> _INSTRUCTIONS FOR THE TASK_:
Without skipping anything, write out each record below exactly.

> _EXERCISE DATA_:
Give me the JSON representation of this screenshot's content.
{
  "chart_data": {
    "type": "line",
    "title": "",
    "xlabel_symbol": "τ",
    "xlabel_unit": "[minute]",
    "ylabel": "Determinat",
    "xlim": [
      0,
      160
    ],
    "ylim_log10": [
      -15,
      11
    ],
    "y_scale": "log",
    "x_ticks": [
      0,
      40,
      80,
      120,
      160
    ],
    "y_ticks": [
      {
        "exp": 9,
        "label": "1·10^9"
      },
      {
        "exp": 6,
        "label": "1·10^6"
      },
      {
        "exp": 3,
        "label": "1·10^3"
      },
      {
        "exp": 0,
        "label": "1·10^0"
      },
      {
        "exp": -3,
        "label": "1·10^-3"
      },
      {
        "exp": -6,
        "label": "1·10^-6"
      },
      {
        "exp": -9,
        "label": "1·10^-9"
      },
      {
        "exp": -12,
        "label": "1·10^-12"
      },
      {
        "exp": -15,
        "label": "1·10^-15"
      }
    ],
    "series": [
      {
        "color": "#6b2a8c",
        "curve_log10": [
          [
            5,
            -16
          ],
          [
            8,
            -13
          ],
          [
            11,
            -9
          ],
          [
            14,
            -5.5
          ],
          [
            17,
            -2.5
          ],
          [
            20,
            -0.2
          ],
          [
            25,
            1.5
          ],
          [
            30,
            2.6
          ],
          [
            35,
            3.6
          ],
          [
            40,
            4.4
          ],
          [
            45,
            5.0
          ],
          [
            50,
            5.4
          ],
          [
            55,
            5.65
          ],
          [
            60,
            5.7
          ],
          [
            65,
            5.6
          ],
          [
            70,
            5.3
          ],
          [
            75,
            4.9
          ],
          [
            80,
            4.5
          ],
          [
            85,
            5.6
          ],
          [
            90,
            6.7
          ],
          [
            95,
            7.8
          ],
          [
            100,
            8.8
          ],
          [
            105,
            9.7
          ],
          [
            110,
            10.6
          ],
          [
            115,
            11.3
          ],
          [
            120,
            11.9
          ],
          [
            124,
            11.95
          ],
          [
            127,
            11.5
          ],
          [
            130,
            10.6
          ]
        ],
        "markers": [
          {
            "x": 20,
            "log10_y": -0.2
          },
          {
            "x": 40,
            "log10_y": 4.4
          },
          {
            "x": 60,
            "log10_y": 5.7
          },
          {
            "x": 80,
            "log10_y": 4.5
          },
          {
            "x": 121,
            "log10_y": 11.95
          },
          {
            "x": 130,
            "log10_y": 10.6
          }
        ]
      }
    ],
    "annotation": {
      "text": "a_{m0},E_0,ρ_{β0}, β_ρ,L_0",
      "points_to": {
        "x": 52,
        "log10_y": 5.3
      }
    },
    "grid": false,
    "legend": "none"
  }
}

> _COMPLETED EXERCISE_:
Give me the JSON representation of this screenshot's content.
{
  "chart_data": {
    "type": "line",
    "title": "",
    "xlabel_symbol": "τ",
    "xlabel_unit": "[minute]",
    "ylabel": "Determinat",
    "xlim": [
      0,
      160
    ],
    "ylim_log10": [
      -15,
      11
    ],
    "y_scale": "log",
    "x_ticks": [
      0,
      40,
      80,
      120,
      160
    ],
    "y_ticks": [
      {
        "exp": 9,
        "label": "1·10^9"
      },
      {
        "exp": 6,
        "label": "1·10^6"
      },
      {
        "exp": 3,
        "label": "1·10^3"
      },
      {
        "exp": 0,
        "label": "1·10^0"
      },
      {
        "exp": -3,
        "label": "1·10^-3"
      },
      {
        "exp": -6,
        "label": "1·10^-6"
      },
      {
        "exp": -9,
        "label": "1·10^-9"
      },
      {
        "exp": -12,
        "label": "1·10^-12"
      },
      {
        "exp": -15,
        "label": "1·10^-15"
      }
    ],
    "series": [
      {
        "color": "#6b2a8c",
        "curve_log10": [
          [
            5,
            -16
          ],
          [
            8,
            -13
          ],
          [
            11,
            -9
          ],
          [
            14,
            -5.5
          ],
          [
            17,
            -2.5
          ],
          [
            20,
            -0.2
          ],
          [
            25,
            1.5
          ],
          [
            30,
            2.6
          ],
          [
            35,
            3.6
          ],
          [
            40,
            4.4
          ],
          [
            45,
            5.0
          ],
          [
            50,
            5.4
          ],
          [
            55,
            5.65
          ],
          [
            60,
            5.7
          ],
          [
            65,
            5.6
          ],
          [
            70,
            5.3
          ],
          [
            75,
            4.9
          ],
          [
            80,
            4.5
          ],
          [
            85,
            5.6
          ],
          [
            90,
            6.7
          ],
          [
            95,
            7.8
          ],
          [
            100,
            8.8
          ],
          [
            105,
            9.7
          ],
          [
            110,
            10.6
          ],
          [
            115,
            11.3
          ],
          [
            120,
            11.9
          ],
          [
            124,
            11.95
          ],
          [
            127,
            11.5
          ],
          [
            130,
            10.6
          ]
        ],
        "markers": [
          {
            "x": 20,
            "log10_y": -0.2
          },
          {
            "x": 40,
            "log10_y": 4.4
          },
          {
            "x": 60,
            "log10_y": 5.7
          },
          {
            "x": 80,
            "log10_y": 4.5
          },
          {
            "x": 121,
            "log10_y": 11.95
          },
          {
            "x": 130,
            "log10_y": 10.6
          }
        ]
      }
    ],
    "annotation": {
      "text": "a_{m0},E_0,ρ_{β0}, β_ρ,L_0",
      "points_to": {
        "x": 52,
        "log10_y": 5.3
      }
    },
    "grid": false,
    "legend": "none"
  }
}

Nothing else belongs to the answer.